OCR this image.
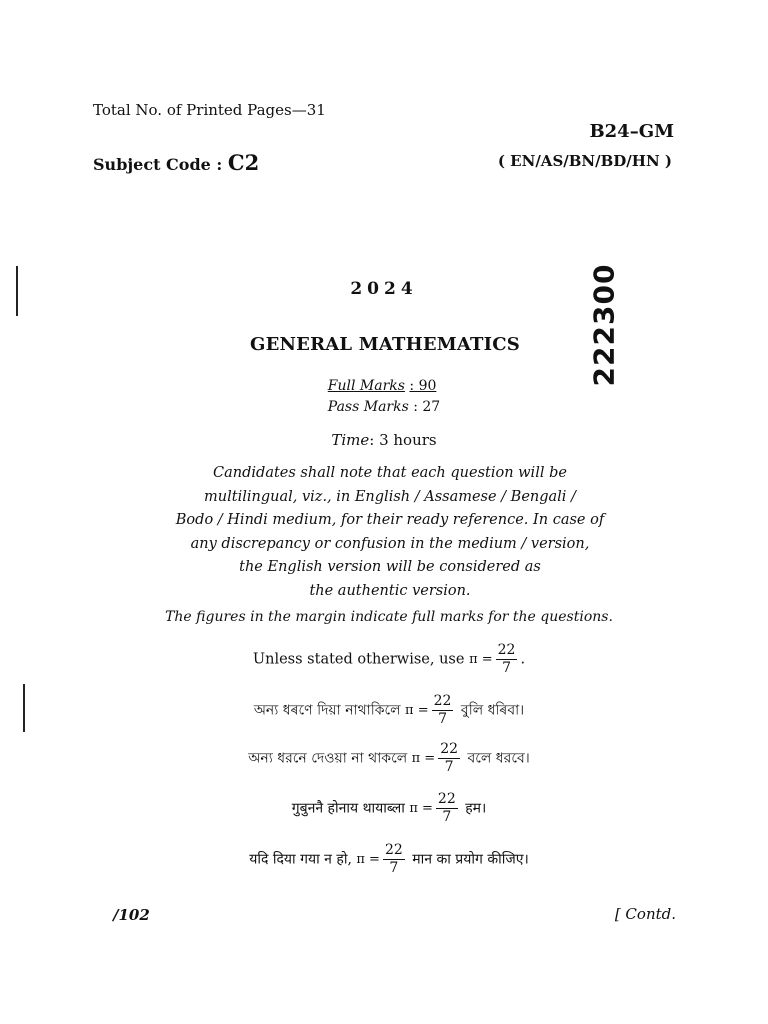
Total No. of Printed Pages—31
B24–GM
Subject Code : C2	( EN/AS/BN/BD/HN )
2024	222300
GENERAL MATHEMATICS
Full Marks : 90
Pass Marks : 27
Time: 3 hours
Candidates shall note that each question will be
multilingual, viz., in English / Assamese / Bengali /
Bodo / Hindi medium, for their ready reference. In case of
any discrepancy or confusion in the medium / version,
the English version will be considered as
the authentic version.
The figures in the margin indicate full marks for the questions.
Unless stated otherwise, use $\pi = \frac{22}{7}$ .
অন্য ধৰণে দিয়া নাথাকিলে $\pi = \frac{22}{7}$ বুলি ধৰিবা।
অন্য ধরনে দেওয়া না থাকলে $\pi = \frac{22}{7}$ বলে ধরবে।
गुबुननै होनाय थायाब्ला $\pi = \frac{22}{7}$ हम।
यदि दिया गया न हो, $\pi = \frac{22}{7}$ मान का प्रयोग कीजिए।
/102	[ Contd.
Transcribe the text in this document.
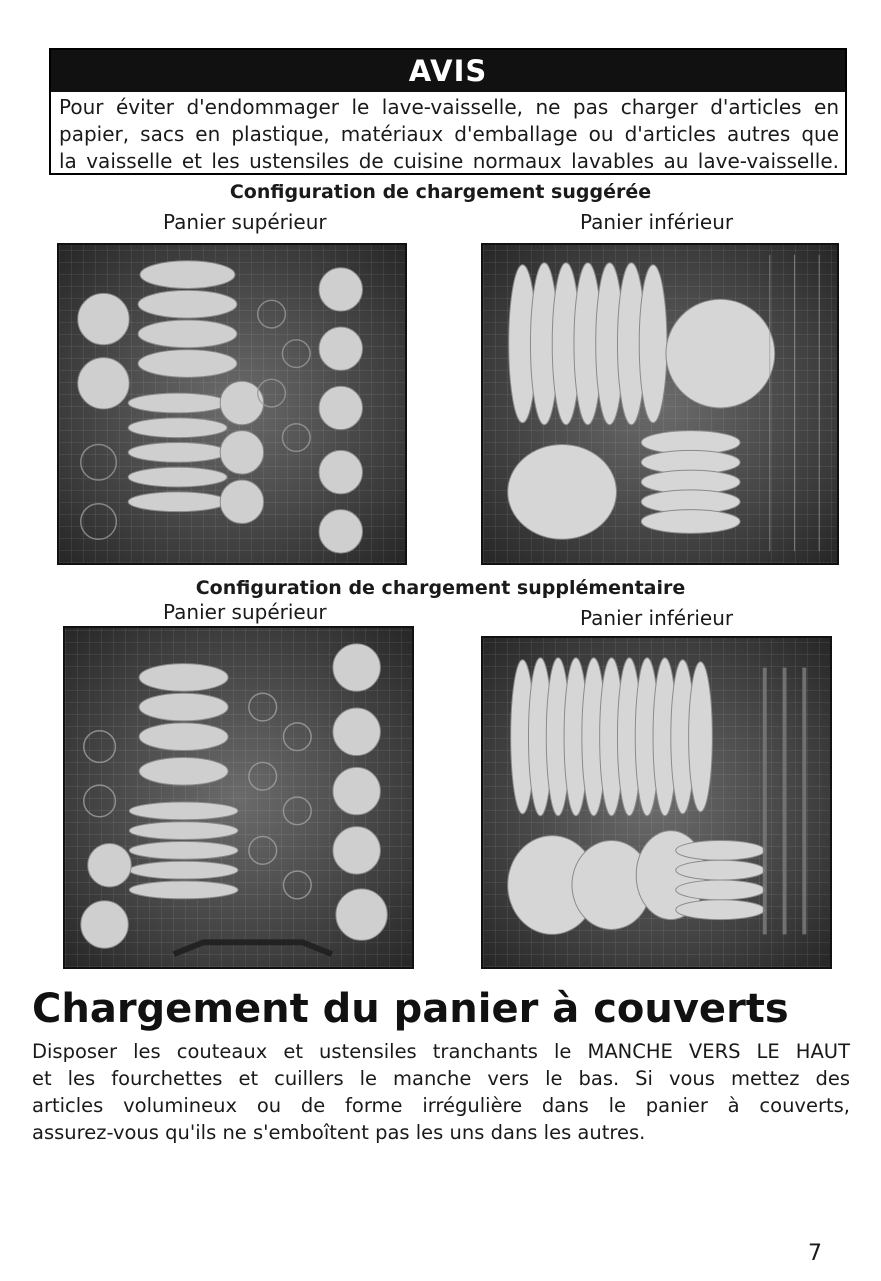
AVIS
Pour éviter d'endommager le lave-vaisselle, ne pas charger d'articles en
papier, sacs en plastique, matériaux d'emballage ou d'articles autres que
la vaisselle et les ustensiles de cuisine normaux lavables au lave-vaisselle.
Configuration de chargement suggérée
Panier supérieur	Panier inférieur
Configuration de chargement supplémentaire
Panier supérieur	Panier inférieur
Chargement du panier à couverts
Disposer les couteaux et ustensiles tranchants le MANCHE VERS LE HAUT
et les fourchettes et cuillers le manche vers le bas. Si vous mettez des
articles volumineux ou de forme irrégulière dans le panier à couverts,
assurez-vous qu'ils ne s'emboîtent pas les uns dans les autres.
7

━━━━

### [DIRECTIONS FOR THIS TASK]
Look through the material above. Copy each line where the word "will" appears.

### [REPLY TO THE EXERCISE]
Candidates shall note that each question will be
the English version will be considered as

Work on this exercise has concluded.